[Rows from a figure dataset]
####################
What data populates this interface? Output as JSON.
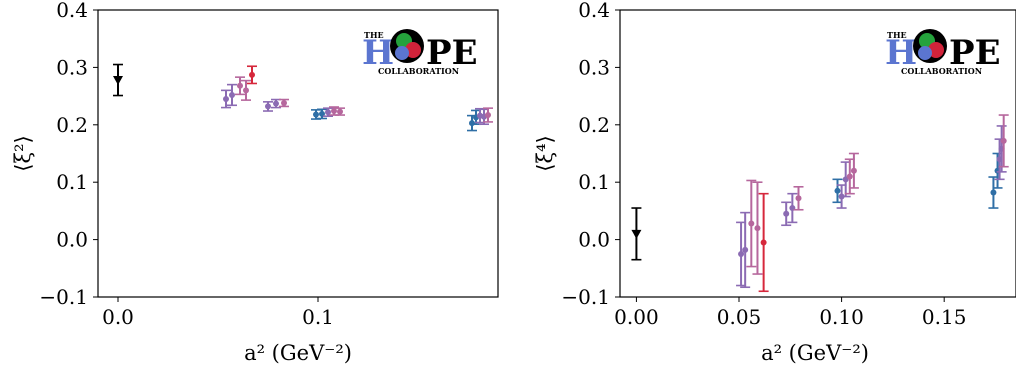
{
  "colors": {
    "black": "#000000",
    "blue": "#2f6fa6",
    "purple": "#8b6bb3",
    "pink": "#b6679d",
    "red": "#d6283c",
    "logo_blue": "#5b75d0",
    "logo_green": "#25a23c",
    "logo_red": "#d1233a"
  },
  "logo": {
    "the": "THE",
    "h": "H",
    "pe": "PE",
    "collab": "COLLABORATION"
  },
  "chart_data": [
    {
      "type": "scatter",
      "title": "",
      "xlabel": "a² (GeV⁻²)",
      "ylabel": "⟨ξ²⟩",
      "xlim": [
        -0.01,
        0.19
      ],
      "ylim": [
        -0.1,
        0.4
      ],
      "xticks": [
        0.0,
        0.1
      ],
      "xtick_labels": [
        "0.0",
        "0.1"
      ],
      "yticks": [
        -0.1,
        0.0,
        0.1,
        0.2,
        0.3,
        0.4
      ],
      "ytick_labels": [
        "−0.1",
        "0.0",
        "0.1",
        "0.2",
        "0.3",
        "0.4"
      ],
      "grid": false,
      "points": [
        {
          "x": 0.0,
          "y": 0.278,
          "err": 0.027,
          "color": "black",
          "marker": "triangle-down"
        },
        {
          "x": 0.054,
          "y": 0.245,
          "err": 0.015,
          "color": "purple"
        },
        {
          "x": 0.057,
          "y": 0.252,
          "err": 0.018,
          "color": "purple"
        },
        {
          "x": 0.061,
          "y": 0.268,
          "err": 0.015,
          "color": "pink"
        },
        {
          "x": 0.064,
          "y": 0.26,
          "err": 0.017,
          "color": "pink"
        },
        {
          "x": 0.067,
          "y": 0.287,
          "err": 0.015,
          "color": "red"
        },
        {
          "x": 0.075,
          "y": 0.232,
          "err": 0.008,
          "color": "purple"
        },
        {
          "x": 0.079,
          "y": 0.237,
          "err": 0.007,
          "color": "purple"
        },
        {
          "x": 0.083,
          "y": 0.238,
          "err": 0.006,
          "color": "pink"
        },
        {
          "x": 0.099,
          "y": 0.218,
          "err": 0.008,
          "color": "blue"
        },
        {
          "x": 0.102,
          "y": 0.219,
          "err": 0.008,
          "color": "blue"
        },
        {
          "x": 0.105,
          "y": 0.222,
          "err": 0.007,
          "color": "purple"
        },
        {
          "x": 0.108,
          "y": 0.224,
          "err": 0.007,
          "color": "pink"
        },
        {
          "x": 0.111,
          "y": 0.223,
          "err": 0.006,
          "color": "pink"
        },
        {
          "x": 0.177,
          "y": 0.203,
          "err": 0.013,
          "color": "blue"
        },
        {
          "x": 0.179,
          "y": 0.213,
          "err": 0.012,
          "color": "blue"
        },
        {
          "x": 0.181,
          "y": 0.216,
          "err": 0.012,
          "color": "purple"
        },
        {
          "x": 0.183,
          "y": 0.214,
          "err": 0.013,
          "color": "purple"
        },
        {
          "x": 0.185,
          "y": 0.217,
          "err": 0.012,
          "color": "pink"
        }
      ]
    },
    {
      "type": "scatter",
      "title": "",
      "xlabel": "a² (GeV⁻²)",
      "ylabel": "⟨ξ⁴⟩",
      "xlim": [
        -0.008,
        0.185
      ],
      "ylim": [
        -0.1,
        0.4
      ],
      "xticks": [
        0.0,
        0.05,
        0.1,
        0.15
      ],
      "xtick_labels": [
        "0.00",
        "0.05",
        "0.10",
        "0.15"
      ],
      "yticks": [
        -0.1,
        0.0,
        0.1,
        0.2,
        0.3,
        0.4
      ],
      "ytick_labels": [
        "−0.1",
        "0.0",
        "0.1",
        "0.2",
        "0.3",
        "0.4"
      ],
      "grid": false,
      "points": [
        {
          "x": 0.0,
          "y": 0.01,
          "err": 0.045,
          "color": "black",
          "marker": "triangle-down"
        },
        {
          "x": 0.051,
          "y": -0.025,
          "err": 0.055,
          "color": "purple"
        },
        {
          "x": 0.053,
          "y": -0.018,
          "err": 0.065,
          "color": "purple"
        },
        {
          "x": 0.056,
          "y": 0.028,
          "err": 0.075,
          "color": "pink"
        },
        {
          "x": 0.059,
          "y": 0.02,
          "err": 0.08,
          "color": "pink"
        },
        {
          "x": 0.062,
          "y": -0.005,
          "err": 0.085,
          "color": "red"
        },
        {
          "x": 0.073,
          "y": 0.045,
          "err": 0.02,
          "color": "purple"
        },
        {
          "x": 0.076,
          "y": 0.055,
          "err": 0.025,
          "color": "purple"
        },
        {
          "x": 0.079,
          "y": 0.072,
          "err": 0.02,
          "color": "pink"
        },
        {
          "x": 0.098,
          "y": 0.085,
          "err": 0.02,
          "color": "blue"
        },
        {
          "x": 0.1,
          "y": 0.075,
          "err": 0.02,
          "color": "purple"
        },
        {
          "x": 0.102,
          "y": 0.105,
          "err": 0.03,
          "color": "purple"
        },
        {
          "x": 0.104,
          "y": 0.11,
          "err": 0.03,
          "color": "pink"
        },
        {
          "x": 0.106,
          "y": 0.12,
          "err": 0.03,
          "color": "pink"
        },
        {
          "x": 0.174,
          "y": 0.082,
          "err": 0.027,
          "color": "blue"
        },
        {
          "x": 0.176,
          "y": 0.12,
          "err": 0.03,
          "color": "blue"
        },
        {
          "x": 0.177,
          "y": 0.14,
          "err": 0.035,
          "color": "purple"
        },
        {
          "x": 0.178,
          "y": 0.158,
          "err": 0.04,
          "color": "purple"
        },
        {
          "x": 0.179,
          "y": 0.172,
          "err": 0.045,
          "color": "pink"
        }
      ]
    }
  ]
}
####################
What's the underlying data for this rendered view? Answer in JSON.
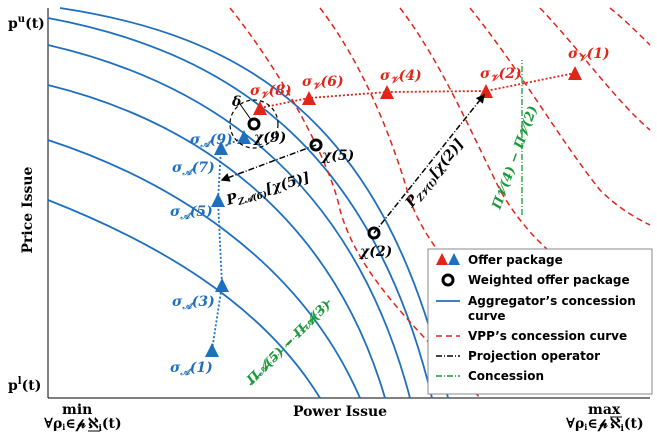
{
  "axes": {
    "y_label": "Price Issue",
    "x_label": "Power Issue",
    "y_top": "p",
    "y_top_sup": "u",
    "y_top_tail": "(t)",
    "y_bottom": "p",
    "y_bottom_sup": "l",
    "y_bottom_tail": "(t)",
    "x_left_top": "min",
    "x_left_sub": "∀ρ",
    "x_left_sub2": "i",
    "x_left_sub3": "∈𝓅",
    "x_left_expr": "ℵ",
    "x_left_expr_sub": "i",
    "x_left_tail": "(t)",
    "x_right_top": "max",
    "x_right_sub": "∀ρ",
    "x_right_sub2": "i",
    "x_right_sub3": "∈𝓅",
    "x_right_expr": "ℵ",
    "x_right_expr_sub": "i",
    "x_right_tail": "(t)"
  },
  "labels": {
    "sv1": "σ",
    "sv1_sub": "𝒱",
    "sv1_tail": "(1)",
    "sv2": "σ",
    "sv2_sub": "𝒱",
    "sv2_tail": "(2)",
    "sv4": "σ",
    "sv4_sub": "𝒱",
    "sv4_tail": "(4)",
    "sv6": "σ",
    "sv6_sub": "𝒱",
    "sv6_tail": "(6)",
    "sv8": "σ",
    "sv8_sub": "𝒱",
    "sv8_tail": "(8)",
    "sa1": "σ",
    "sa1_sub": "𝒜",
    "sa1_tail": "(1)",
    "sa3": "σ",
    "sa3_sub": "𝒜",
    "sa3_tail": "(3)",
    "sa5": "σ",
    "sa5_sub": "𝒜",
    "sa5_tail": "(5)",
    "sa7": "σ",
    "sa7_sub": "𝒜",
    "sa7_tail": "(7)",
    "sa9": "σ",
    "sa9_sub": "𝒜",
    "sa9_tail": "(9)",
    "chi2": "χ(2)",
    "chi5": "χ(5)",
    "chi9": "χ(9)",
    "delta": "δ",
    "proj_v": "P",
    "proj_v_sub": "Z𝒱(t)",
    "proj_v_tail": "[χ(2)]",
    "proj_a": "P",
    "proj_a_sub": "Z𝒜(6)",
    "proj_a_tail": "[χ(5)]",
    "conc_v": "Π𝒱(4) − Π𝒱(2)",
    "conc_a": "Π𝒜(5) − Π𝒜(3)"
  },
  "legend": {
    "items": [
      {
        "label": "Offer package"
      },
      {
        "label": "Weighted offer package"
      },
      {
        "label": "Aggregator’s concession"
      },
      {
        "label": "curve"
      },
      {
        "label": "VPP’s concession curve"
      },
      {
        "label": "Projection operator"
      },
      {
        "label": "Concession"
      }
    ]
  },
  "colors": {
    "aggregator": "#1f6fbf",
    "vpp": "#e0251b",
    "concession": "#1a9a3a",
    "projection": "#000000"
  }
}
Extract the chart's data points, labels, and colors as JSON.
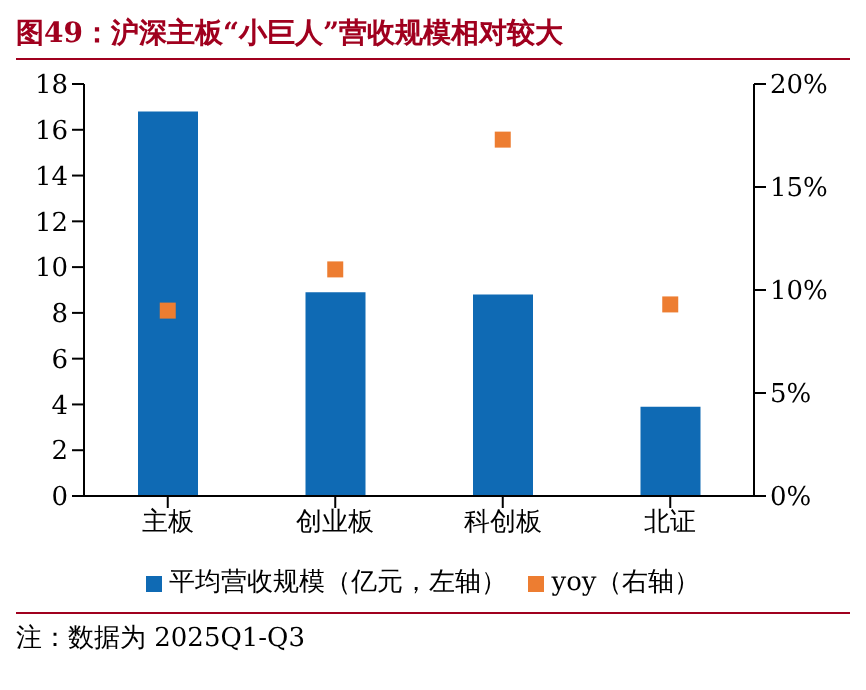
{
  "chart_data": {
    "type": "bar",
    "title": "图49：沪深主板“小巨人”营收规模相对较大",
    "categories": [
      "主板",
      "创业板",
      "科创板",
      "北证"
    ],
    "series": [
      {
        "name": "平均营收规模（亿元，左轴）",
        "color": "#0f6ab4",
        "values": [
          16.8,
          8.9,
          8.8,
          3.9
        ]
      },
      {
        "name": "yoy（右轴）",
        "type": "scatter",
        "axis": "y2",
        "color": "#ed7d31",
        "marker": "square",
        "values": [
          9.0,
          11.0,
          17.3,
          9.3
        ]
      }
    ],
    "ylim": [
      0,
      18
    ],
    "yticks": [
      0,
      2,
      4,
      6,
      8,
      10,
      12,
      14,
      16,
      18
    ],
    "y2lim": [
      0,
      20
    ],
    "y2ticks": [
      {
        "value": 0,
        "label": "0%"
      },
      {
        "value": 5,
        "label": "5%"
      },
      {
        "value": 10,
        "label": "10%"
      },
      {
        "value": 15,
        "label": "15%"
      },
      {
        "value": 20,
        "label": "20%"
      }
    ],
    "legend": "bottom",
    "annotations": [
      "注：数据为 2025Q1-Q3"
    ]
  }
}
####################
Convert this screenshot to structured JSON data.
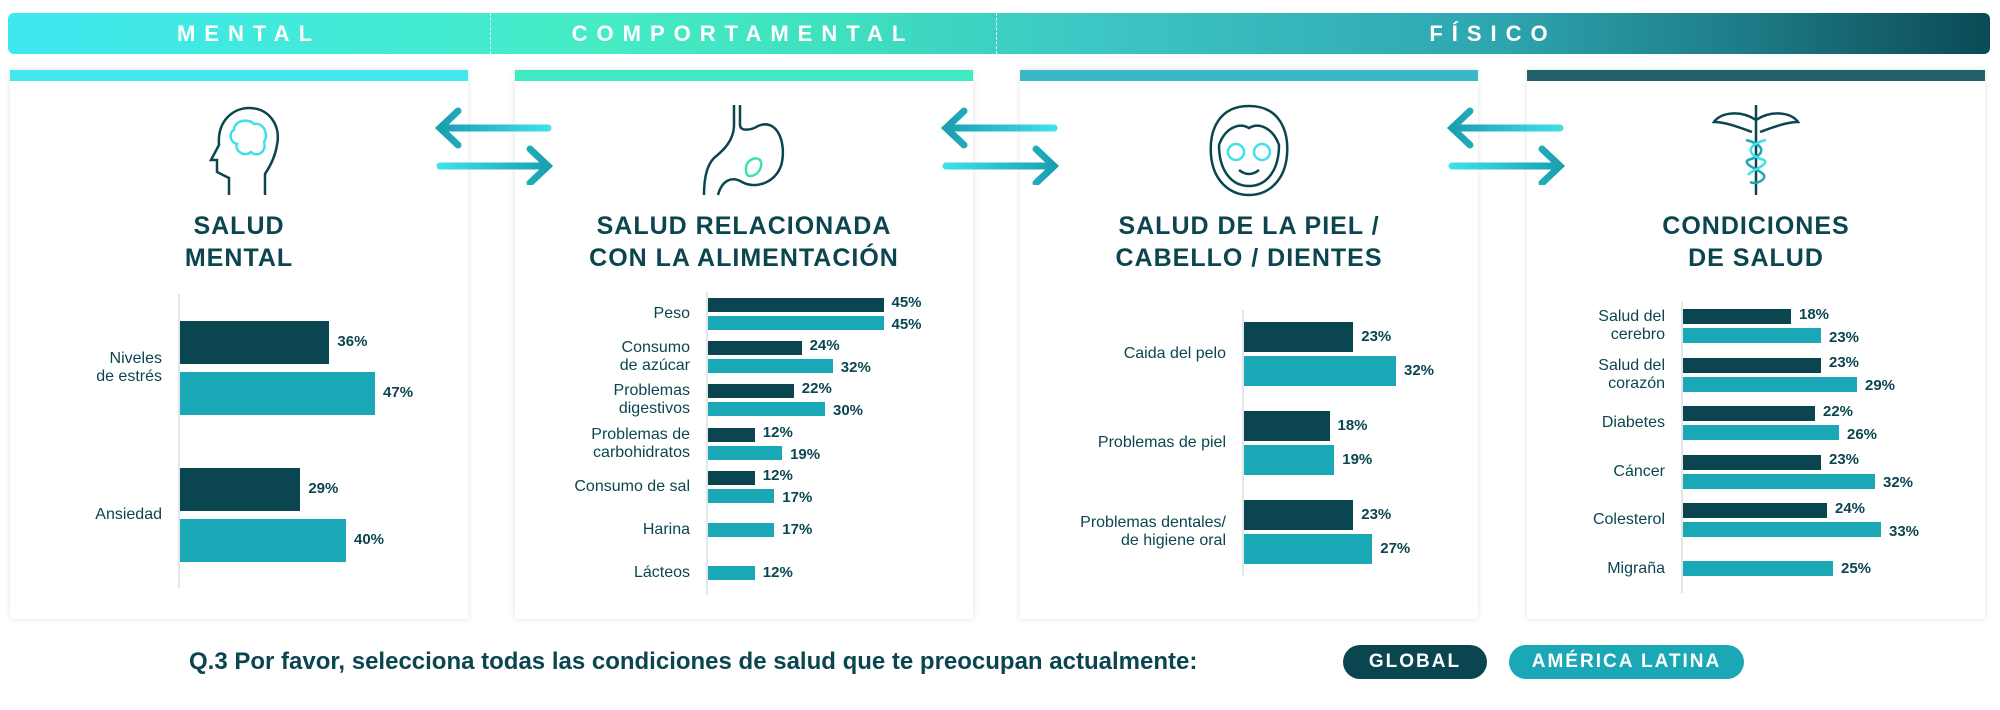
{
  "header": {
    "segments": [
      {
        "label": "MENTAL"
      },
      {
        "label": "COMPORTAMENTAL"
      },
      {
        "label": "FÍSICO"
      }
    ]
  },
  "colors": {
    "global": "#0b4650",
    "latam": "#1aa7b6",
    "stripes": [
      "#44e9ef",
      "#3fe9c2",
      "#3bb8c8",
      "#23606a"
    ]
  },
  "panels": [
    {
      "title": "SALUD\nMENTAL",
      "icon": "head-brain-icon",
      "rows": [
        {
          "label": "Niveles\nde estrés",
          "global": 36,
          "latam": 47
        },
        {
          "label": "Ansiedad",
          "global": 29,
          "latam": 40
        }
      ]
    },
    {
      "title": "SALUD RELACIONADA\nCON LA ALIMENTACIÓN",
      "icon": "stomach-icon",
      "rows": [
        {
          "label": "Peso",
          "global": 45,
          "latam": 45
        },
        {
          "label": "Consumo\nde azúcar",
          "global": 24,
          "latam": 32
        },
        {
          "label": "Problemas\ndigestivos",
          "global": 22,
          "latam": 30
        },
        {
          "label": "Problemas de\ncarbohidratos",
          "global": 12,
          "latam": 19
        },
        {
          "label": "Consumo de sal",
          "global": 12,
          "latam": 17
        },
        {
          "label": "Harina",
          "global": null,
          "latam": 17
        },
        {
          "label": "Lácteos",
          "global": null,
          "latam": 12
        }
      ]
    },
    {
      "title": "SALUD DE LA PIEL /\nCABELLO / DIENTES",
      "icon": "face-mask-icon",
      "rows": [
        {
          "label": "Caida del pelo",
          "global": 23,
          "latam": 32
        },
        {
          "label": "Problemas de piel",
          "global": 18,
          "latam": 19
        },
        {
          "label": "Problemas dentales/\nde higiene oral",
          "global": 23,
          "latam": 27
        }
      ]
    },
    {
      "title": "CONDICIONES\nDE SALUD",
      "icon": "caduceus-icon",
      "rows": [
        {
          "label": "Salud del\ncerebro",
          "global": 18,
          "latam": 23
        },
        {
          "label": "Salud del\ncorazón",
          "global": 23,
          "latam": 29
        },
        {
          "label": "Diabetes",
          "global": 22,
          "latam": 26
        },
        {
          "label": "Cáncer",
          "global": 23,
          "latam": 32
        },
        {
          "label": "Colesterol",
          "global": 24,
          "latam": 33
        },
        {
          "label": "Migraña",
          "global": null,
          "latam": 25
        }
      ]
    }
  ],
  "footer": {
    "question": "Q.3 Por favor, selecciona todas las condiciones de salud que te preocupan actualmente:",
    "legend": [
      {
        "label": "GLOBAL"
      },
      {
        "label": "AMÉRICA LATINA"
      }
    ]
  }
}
####################
Of the lines above, how many hold the word "title"? Say the number alone.

_Response to this exercise_
7